* [TASK INSTRUCTIONS] Search the listing below for the string "Manager" and copy every line where it occurs.

* [DATASET]
:::

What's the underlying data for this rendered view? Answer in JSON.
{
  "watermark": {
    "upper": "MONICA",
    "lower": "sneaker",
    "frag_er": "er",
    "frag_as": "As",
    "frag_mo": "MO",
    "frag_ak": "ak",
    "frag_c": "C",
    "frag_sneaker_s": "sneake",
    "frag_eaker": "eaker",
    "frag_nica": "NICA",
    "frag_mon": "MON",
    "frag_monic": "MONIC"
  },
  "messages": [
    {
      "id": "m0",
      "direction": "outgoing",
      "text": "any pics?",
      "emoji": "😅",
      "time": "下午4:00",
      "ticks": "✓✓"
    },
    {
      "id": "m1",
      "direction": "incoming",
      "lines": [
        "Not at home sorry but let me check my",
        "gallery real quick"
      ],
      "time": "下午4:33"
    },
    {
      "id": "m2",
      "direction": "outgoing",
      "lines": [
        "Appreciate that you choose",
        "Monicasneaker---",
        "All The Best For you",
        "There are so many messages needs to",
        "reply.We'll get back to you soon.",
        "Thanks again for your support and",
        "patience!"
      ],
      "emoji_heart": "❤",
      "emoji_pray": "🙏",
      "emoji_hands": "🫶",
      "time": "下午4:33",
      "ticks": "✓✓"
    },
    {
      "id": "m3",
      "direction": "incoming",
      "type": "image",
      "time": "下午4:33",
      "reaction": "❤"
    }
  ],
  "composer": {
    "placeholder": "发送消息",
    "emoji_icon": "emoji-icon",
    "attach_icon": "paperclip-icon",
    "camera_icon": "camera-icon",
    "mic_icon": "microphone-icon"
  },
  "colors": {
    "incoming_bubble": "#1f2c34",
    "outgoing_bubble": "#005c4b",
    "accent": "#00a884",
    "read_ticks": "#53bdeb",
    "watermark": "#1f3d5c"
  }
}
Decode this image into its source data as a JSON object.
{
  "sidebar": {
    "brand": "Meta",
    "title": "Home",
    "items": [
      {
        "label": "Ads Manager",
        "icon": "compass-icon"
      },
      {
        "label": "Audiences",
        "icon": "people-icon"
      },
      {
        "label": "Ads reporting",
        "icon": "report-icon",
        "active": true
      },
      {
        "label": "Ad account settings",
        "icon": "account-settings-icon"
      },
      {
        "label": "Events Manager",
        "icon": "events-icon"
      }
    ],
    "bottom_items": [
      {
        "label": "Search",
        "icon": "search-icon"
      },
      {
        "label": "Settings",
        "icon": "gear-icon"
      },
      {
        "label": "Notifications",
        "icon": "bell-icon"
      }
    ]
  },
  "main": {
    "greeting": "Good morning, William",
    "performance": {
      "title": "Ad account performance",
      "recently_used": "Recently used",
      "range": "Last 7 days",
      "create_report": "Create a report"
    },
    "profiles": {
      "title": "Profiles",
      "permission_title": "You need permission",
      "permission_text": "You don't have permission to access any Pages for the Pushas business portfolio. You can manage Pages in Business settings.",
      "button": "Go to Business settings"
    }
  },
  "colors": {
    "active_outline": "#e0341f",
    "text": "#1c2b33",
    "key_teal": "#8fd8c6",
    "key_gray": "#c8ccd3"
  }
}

:::

* [RESULT FOR THIS TASK]
        "label": "Ads Manager",
        "label": "Events Manager",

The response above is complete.